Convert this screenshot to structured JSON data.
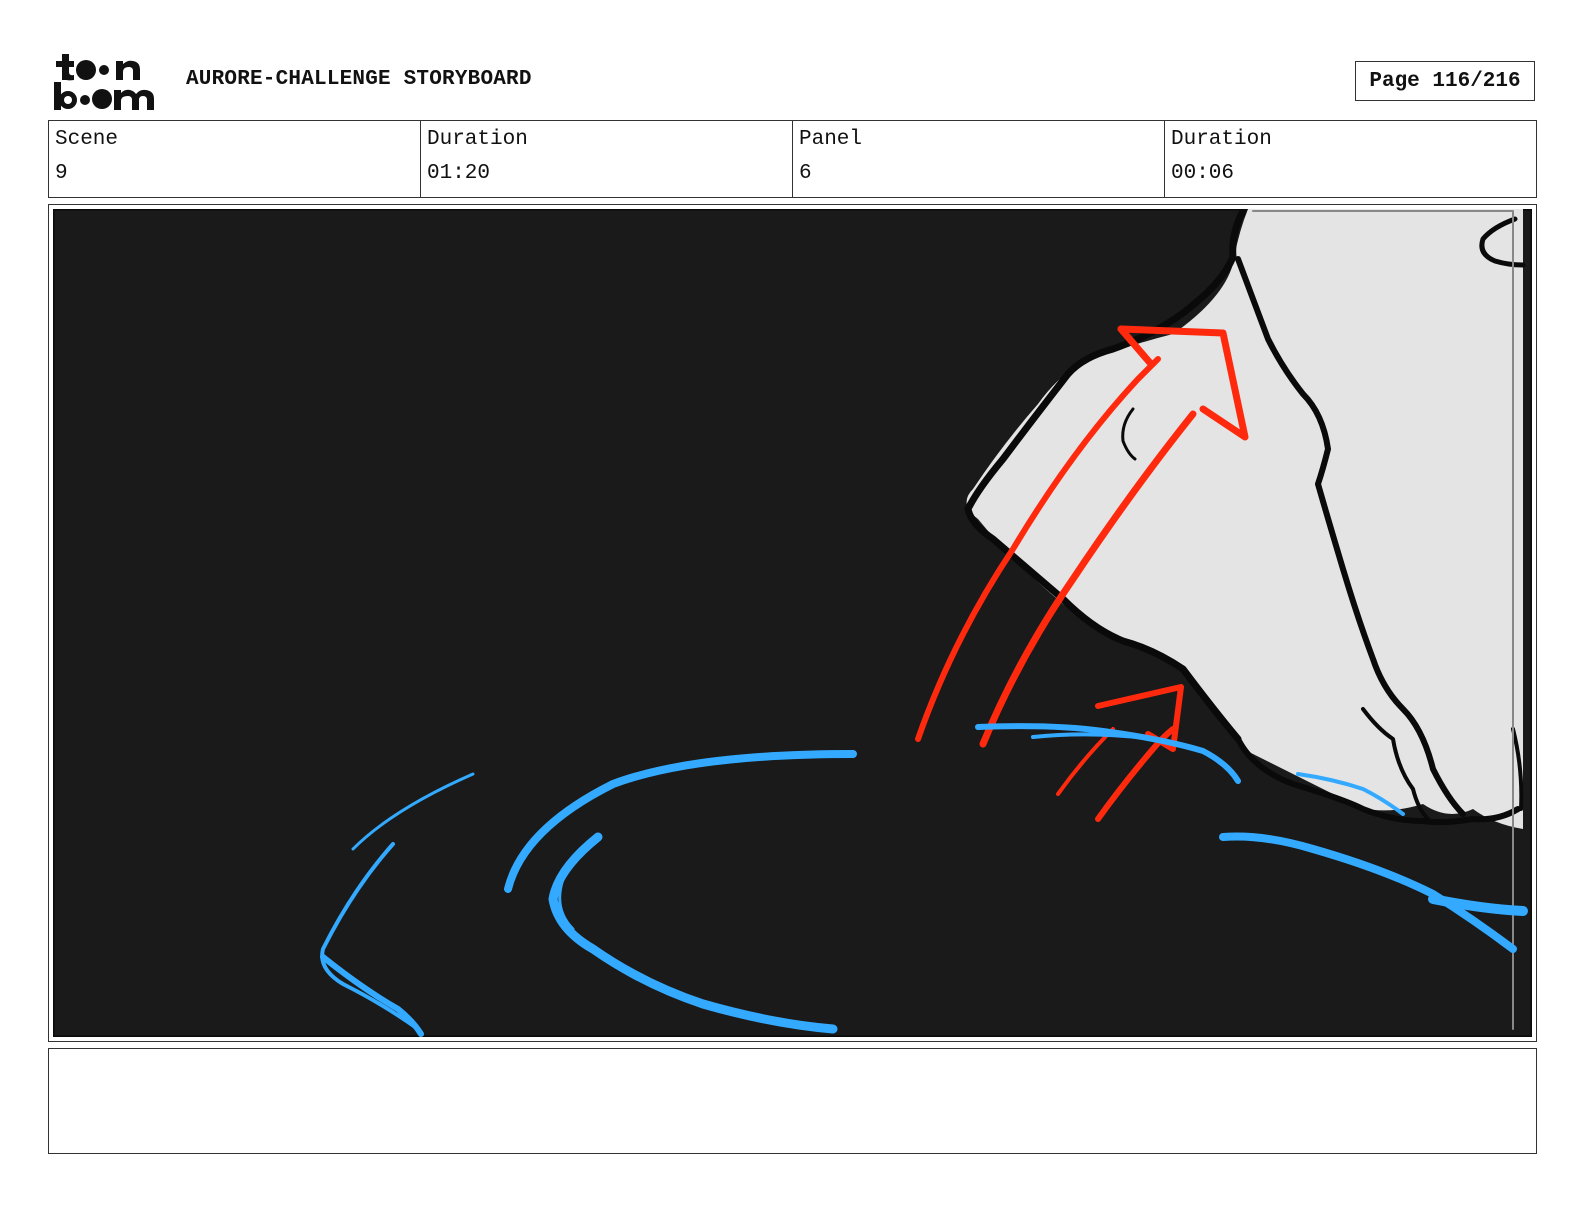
{
  "header": {
    "logo_label": "toon boom",
    "title": "AURORE-CHALLENGE STORYBOARD",
    "page_indicator": "Page 116/216"
  },
  "info": {
    "scene_label": "Scene",
    "scene_value": "9",
    "scene_duration_label": "Duration",
    "scene_duration_value": "01:20",
    "panel_label": "Panel",
    "panel_value": "6",
    "panel_duration_label": "Duration",
    "panel_duration_value": "00:06"
  },
  "panel": {
    "background_color": "#1a1a1a",
    "shape_fill_color": "#e4e4e4",
    "arrow_color": "#ff2a0e",
    "motion_line_color": "#33aaff"
  },
  "notes": {
    "text": ""
  }
}
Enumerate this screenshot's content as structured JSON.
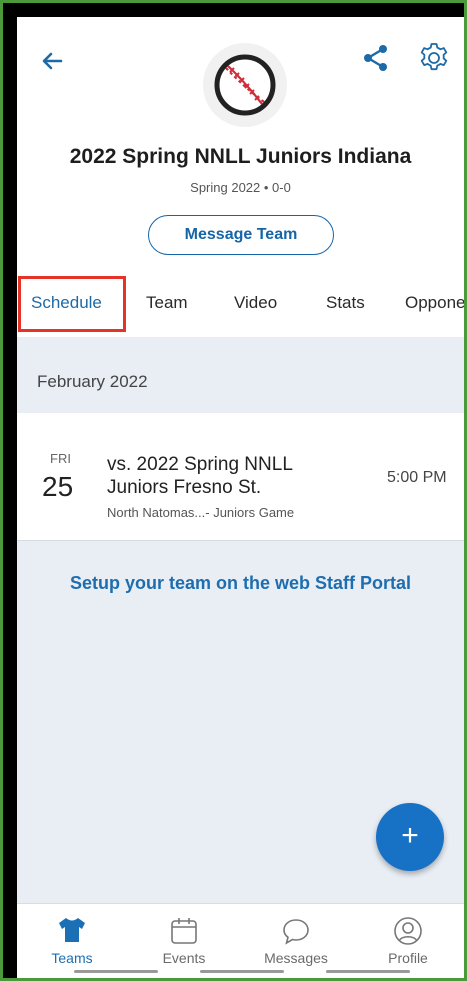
{
  "header": {
    "team_name": "2022 Spring NNLL Juniors Indiana",
    "season_record": "Spring 2022 • 0-0",
    "message_button": "Message Team",
    "icons": {
      "back": "back-arrow-icon",
      "share": "share-icon",
      "settings": "gear-icon",
      "logo": "baseball-icon"
    }
  },
  "tabs": [
    {
      "label": "Schedule",
      "active": true
    },
    {
      "label": "Team",
      "active": false
    },
    {
      "label": "Video",
      "active": false
    },
    {
      "label": "Stats",
      "active": false
    },
    {
      "label": "Opponents",
      "active": false
    }
  ],
  "schedule": {
    "month": "February 2022",
    "events": [
      {
        "day_of_week": "FRI",
        "day": "25",
        "title": "vs. 2022 Spring NNLL Juniors Fresno St.",
        "location": "North Natomas...- Juniors Game",
        "time": "5:00 PM"
      }
    ],
    "portal_link": "Setup your team on the web Staff Portal"
  },
  "fab": {
    "label": "+"
  },
  "bottom_nav": [
    {
      "label": "Teams",
      "icon": "jersey-icon",
      "active": true
    },
    {
      "label": "Events",
      "icon": "calendar-icon",
      "active": false
    },
    {
      "label": "Messages",
      "icon": "chat-bubble-icon",
      "active": false
    },
    {
      "label": "Profile",
      "icon": "profile-icon",
      "active": false
    }
  ],
  "colors": {
    "accent": "#1d6aa8",
    "highlight": "#e53327",
    "background": "#e9eef5"
  }
}
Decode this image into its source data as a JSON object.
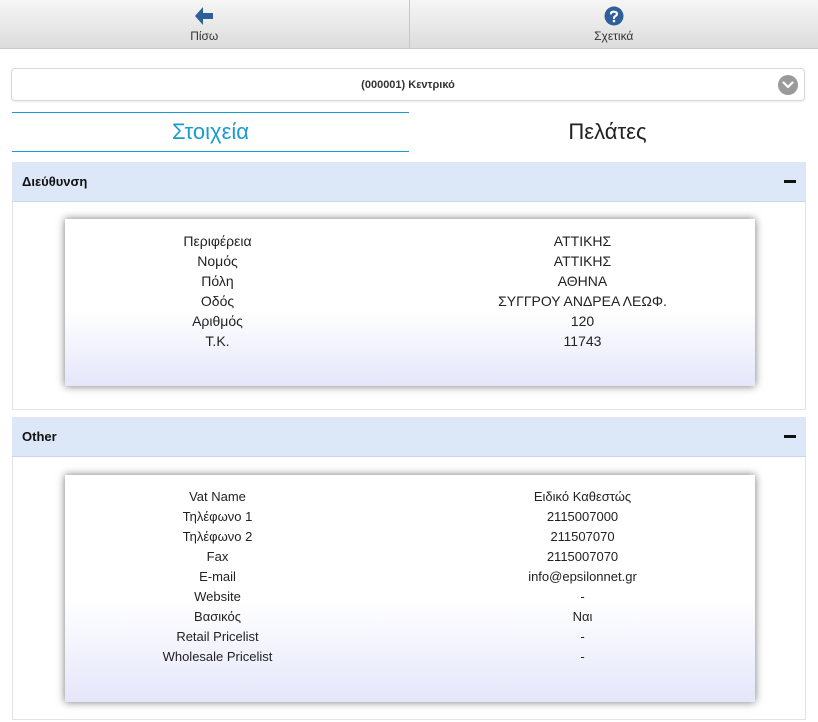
{
  "toolbar": {
    "back_label": "Πίσω",
    "about_label": "Σχετικά"
  },
  "selector": {
    "value": "(000001) Κεντρικό"
  },
  "tabs": [
    {
      "label": "Στοιχεία",
      "active": true
    },
    {
      "label": "Πελάτες",
      "active": false
    }
  ],
  "sections": {
    "address": {
      "title": "Διεύθυνση",
      "rows": [
        {
          "key": "Περιφέρεια",
          "value": "ΑΤΤΙΚΗΣ"
        },
        {
          "key": "Νομός",
          "value": "ΑΤΤΙΚΗΣ"
        },
        {
          "key": "Πόλη",
          "value": "ΑΘΗΝΑ"
        },
        {
          "key": "Οδός",
          "value": "ΣΥΓΓΡΟΥ ΑΝΔΡΕΑ ΛΕΩΦ."
        },
        {
          "key": "Αριθμός",
          "value": "120"
        },
        {
          "key": "Τ.Κ.",
          "value": "11743"
        }
      ]
    },
    "other": {
      "title": "Other",
      "rows": [
        {
          "key": "Vat Name",
          "value": "Ειδικό Καθεστώς"
        },
        {
          "key": "Τηλέφωνο 1",
          "value": "2115007000"
        },
        {
          "key": "Τηλέφωνο 2",
          "value": "211507070"
        },
        {
          "key": "Fax",
          "value": "2115007070"
        },
        {
          "key": "E-mail",
          "value": "info@epsilonnet.gr"
        },
        {
          "key": "Website",
          "value": "-"
        },
        {
          "key": "Βασικός",
          "value": "Ναι"
        },
        {
          "key": "Retail Pricelist",
          "value": "-"
        },
        {
          "key": "Wholesale Pricelist",
          "value": "-"
        }
      ]
    }
  },
  "colors": {
    "accent": "#1a9bcf",
    "icon_blue": "#2f5f9a",
    "section_header": "#dce8f8"
  },
  "icons": {
    "back": "arrow-left-icon",
    "about": "question-circle-icon",
    "dropdown": "chevron-down-icon",
    "collapse": "minus-icon"
  }
}
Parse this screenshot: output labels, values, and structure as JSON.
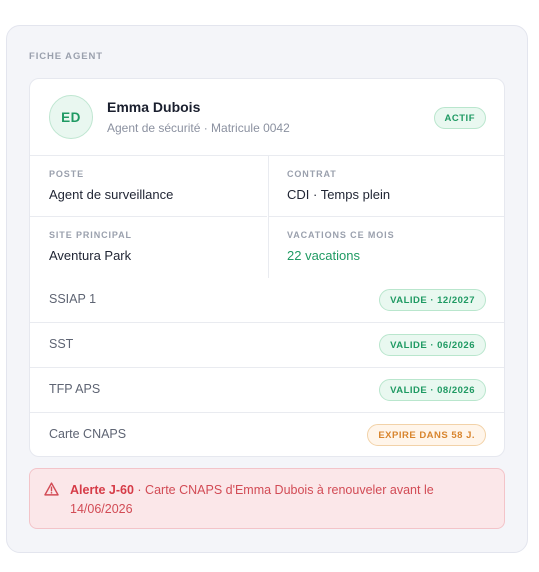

▶ [Directions]: Only lines with the string "NNLL" belong in your answer; copy each one.

▶ [Written solution]:
    "team_name": "2022 Spring NNLL Juniors Indiana",
        "title": "vs. 2022 Spring NNLL Juniors Fresno St.",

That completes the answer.